- _Material provided_

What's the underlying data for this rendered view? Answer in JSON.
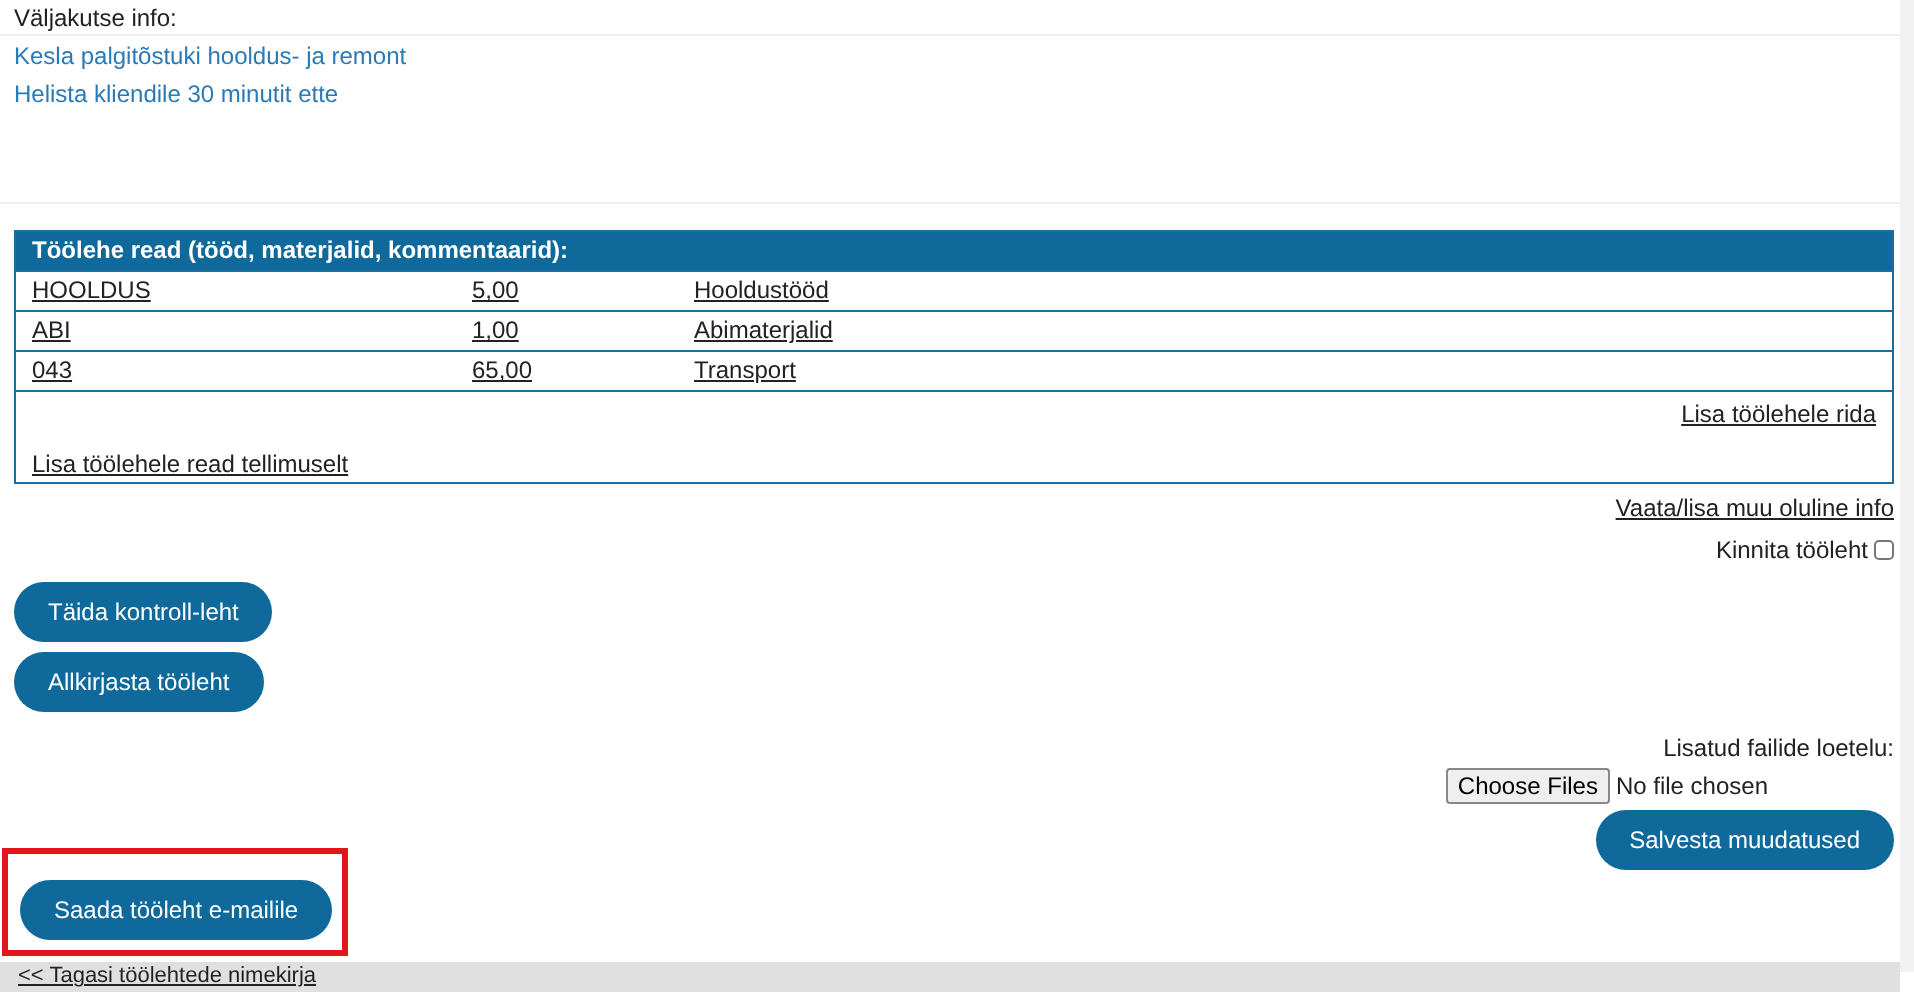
{
  "callout_info": {
    "label": "Väljakutse info:",
    "lines": [
      "Kesla palgitõstuki hooldus- ja remont",
      "Helista kliendile 30 minutit ette"
    ]
  },
  "worksheet_rows": {
    "title": "Töölehe read (tööd, materjalid, kommentaarid):",
    "rows": [
      {
        "code": "HOOLDUS",
        "quantity": "5,00",
        "description": "Hooldustööd"
      },
      {
        "code": "ABI",
        "quantity": "1,00",
        "description": "Abimaterjalid"
      },
      {
        "code": "043",
        "quantity": "65,00",
        "description": "Transport"
      }
    ],
    "add_row_link": "Lisa töölehele rida",
    "add_from_order_link": "Lisa töölehele read tellimuselt"
  },
  "other_info_link": "Vaata/lisa muu oluline info",
  "confirm": {
    "label": "Kinnita tööleht",
    "checked": false
  },
  "action_buttons": [
    {
      "label": "Täida kontroll-leht",
      "highlighted": false
    },
    {
      "label": "Allkirjasta tööleht",
      "highlighted": false
    }
  ],
  "attachments": {
    "label": "Lisatud failide loetelu:",
    "choose_button": "Choose Files",
    "status": "No file chosen",
    "save_button": "Salvesta muudatused"
  },
  "email_button": {
    "label": "Saada tööleht e-mailile",
    "highlighted": true
  },
  "footer": {
    "back_link": "<< Tagasi töölehtede nimekirja"
  }
}
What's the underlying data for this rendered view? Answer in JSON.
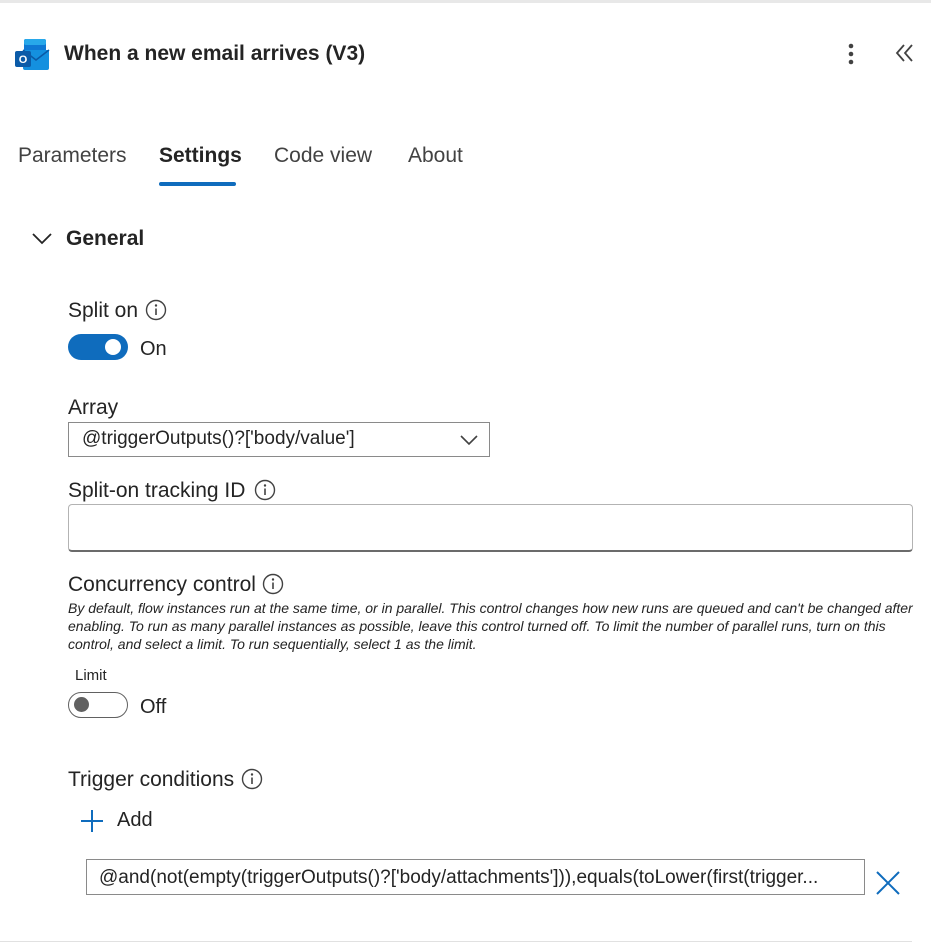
{
  "header": {
    "title": "When a new email arrives (V3)",
    "app_icon": "outlook-icon",
    "more_icon": "more-vertical-icon",
    "collapse_icon": "double-chevron-left-icon"
  },
  "tabs": [
    {
      "label": "Parameters",
      "active": false
    },
    {
      "label": "Settings",
      "active": true
    },
    {
      "label": "Code view",
      "active": false
    },
    {
      "label": "About",
      "active": false
    }
  ],
  "colors": {
    "accent": "#0f6cbd",
    "text": "#242424",
    "delete_icon": "#0f6cbd"
  },
  "section": {
    "title": "General",
    "expanded": true
  },
  "split_on": {
    "label": "Split on",
    "state_text": "On",
    "enabled": true
  },
  "array": {
    "label": "Array",
    "value": "@triggerOutputs()?['body/value']"
  },
  "tracking_id": {
    "label": "Split-on tracking ID",
    "value": ""
  },
  "concurrency": {
    "label": "Concurrency control",
    "description": "By default, flow instances run at the same time, or in parallel. This control changes how new runs are queued and can't be changed after enabling. To run as many parallel instances as possible, leave this control turned off. To limit the number of parallel runs, turn on this control, and select a limit. To run sequentially, select 1 as the limit.",
    "limit_label": "Limit",
    "state_text": "Off",
    "enabled": false
  },
  "trigger_conditions": {
    "label": "Trigger conditions",
    "add_label": "Add",
    "items": [
      {
        "value": "@and(not(empty(triggerOutputs()?['body/attachments'])),equals(toLower(first(trigger..."
      }
    ]
  }
}
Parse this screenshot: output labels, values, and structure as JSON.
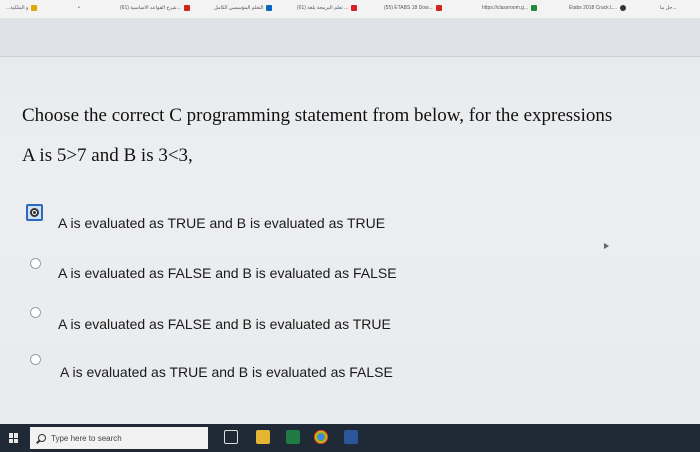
{
  "bookmarks": [
    {
      "label": "...و الملكية",
      "icon": "bookmark-icon"
    },
    {
      "label": "(61) شرح القواعد الاساسية...",
      "icon": "youtube-icon"
    },
    {
      "label": "التعلم المؤسسي الكامل",
      "icon": "linkedin-icon"
    },
    {
      "label": "(61) تعلم البرمجة بلغة ...",
      "icon": "youtube-icon"
    },
    {
      "label": "(55) ETABS 18 Dow...",
      "icon": "youtube-icon"
    },
    {
      "label": "https://classroom.g...",
      "icon": "classroom-icon"
    },
    {
      "label": "Etabs 2018 Crack L...",
      "icon": "github-icon"
    },
    {
      "label": "حل ما...",
      "icon": "bookmark-icon"
    }
  ],
  "question": {
    "line1": "Choose the correct C programming statement from below, for the expressions",
    "line2": "A is 5>7 and B is 3<3,"
  },
  "options": [
    {
      "label": "A is evaluated as TRUE and B is evaluated as TRUE",
      "selected": true
    },
    {
      "label": "A is evaluated as FALSE and B is evaluated as FALSE",
      "selected": false
    },
    {
      "label": "A is evaluated as FALSE and B is evaluated as TRUE",
      "selected": false
    },
    {
      "label": "A is evaluated as TRUE and B is evaluated as FALSE",
      "selected": false
    }
  ],
  "taskbar": {
    "search_placeholder": "Type here to search",
    "apps": [
      "task-view-icon",
      "file-explorer-icon",
      "excel-icon",
      "chrome-icon",
      "word-icon"
    ]
  }
}
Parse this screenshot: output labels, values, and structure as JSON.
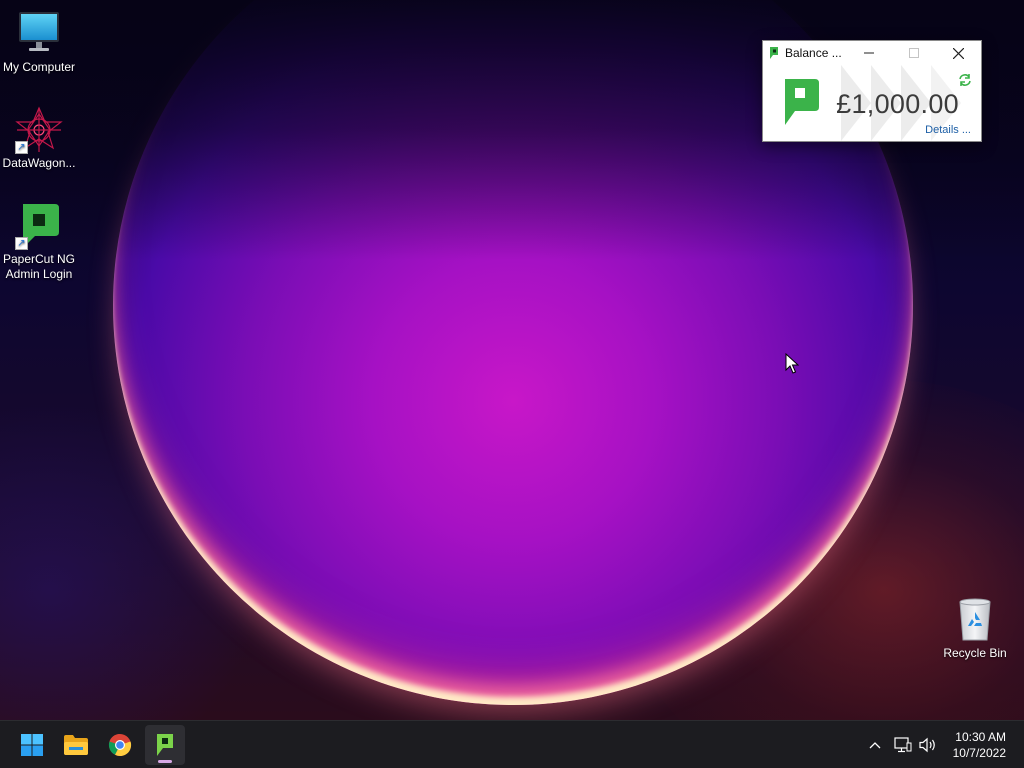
{
  "desktop": {
    "icons": [
      {
        "label": "My Computer",
        "icon": "monitor-icon"
      },
      {
        "label": "DataWagon...",
        "icon": "datawagon-icon",
        "shortcut": true
      },
      {
        "label": "PaperCut NG Admin Login",
        "icon": "papercut-icon",
        "shortcut": true
      },
      {
        "label": "Recycle Bin",
        "icon": "recycle-bin-icon"
      }
    ]
  },
  "balance_window": {
    "title": "Balance ...",
    "amount": "£1,000.00",
    "details_link": "Details ...",
    "accent_color": "#3bb34a"
  },
  "taskbar": {
    "items": [
      {
        "name": "start",
        "icon": "windows-start-icon"
      },
      {
        "name": "file-explorer",
        "icon": "folder-icon"
      },
      {
        "name": "chrome",
        "icon": "chrome-icon"
      },
      {
        "name": "papercut-client",
        "icon": "papercut-icon",
        "active": true
      }
    ],
    "tray": {
      "icons": [
        "chevron-up-icon",
        "network-icon",
        "volume-icon"
      ],
      "time": "10:30 AM",
      "date": "10/7/2022"
    }
  }
}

- _Stated exercise_
Copy out each line of the entries that holds "chrome".

- _Finished answer_
      "chrome-icon",
        "name": "chrome",
        "icon": "chrome-icon"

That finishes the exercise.